Using the records that follow, copy every line containing the word "Adjusted".

Listed entries:
———
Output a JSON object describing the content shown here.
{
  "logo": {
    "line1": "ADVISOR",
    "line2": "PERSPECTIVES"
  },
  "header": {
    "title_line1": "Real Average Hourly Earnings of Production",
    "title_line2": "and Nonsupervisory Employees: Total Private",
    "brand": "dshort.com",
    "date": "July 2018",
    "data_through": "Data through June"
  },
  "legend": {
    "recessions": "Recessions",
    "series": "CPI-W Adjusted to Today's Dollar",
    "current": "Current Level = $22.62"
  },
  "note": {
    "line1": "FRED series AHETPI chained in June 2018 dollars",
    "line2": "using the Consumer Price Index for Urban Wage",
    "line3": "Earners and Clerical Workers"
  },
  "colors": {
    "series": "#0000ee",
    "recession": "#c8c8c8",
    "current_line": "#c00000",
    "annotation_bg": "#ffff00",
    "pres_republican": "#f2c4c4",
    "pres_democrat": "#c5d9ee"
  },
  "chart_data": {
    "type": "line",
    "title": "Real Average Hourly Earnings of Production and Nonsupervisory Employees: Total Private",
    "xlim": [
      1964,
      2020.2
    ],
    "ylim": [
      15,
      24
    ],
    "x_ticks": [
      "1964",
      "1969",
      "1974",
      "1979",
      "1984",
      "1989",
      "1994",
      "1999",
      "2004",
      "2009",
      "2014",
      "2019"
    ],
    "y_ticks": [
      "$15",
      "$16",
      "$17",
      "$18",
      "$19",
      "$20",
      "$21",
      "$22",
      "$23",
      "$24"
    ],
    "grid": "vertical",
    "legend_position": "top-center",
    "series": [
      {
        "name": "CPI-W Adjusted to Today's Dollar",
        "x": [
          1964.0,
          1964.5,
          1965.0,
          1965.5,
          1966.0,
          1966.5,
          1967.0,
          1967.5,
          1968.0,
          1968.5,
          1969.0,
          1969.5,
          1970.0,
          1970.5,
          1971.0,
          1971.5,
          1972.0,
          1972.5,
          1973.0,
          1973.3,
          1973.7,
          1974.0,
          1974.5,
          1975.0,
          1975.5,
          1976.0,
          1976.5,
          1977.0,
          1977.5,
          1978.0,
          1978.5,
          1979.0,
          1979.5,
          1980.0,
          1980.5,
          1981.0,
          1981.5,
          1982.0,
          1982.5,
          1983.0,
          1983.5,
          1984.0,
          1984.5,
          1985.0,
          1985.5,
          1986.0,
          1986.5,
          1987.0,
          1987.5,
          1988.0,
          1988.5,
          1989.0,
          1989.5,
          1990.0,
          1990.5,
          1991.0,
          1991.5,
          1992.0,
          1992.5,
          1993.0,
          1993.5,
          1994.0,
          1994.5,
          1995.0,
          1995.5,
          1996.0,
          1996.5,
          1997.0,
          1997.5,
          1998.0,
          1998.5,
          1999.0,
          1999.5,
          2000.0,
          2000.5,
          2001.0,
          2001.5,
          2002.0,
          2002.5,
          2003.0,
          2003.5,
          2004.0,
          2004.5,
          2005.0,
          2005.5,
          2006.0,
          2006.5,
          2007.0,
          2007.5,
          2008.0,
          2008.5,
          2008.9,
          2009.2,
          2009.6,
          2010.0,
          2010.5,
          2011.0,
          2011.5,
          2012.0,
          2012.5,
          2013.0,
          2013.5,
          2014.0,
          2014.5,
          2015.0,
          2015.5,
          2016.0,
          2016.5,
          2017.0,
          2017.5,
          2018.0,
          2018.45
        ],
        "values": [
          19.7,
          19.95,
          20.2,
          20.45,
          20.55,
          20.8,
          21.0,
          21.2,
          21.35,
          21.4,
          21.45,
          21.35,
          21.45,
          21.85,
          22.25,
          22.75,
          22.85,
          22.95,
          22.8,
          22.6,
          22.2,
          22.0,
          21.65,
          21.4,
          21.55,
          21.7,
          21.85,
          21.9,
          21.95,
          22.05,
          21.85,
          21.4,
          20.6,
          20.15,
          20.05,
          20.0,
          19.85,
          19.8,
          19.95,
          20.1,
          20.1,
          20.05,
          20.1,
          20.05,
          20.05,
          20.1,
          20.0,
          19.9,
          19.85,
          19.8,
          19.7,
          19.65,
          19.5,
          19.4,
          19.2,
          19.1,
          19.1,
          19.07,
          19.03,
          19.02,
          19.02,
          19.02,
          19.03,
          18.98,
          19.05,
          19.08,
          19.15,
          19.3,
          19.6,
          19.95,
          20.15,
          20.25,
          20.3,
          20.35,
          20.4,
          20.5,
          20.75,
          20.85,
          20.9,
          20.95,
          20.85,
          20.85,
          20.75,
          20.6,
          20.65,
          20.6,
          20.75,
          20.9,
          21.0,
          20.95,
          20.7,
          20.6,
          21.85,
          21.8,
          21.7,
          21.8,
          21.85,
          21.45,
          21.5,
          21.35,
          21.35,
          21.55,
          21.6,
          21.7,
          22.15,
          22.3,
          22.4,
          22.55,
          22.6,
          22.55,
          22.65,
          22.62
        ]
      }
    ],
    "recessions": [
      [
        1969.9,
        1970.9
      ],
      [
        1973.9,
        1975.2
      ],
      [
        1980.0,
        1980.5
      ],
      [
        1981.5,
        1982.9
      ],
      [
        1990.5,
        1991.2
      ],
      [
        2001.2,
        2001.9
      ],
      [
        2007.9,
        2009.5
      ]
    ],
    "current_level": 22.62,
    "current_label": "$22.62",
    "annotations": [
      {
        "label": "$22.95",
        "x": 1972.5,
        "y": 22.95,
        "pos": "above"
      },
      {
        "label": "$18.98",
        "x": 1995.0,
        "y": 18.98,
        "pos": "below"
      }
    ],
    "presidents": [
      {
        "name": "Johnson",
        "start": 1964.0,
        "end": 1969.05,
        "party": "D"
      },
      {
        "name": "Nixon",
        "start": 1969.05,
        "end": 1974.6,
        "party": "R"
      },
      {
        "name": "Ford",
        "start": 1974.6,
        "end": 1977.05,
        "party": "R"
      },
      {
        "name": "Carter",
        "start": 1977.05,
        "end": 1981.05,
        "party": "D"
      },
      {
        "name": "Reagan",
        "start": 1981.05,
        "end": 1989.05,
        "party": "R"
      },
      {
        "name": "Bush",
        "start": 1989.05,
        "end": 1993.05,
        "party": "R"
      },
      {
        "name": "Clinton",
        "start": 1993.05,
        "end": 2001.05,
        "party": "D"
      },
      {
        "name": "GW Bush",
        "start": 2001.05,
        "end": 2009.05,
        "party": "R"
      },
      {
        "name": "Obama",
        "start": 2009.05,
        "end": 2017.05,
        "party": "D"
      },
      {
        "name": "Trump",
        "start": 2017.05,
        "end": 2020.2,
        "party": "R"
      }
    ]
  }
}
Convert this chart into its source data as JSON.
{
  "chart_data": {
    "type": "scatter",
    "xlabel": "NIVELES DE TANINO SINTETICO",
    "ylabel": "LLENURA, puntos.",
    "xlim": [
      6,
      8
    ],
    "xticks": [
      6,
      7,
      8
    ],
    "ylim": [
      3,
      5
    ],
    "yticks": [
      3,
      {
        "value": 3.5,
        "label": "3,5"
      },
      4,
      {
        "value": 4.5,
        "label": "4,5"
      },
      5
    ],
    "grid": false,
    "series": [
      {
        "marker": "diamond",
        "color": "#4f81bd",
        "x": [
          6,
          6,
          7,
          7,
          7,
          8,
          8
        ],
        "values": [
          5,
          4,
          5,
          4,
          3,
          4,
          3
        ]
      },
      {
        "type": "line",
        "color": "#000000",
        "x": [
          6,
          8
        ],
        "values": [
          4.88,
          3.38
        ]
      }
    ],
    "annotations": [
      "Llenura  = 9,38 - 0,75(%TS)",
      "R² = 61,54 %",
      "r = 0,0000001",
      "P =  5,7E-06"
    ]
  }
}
———
Complete output:
    "series": "CPI-W Adjusted to Today's Dollar",
        "name": "CPI-W Adjusted to Today's Dollar",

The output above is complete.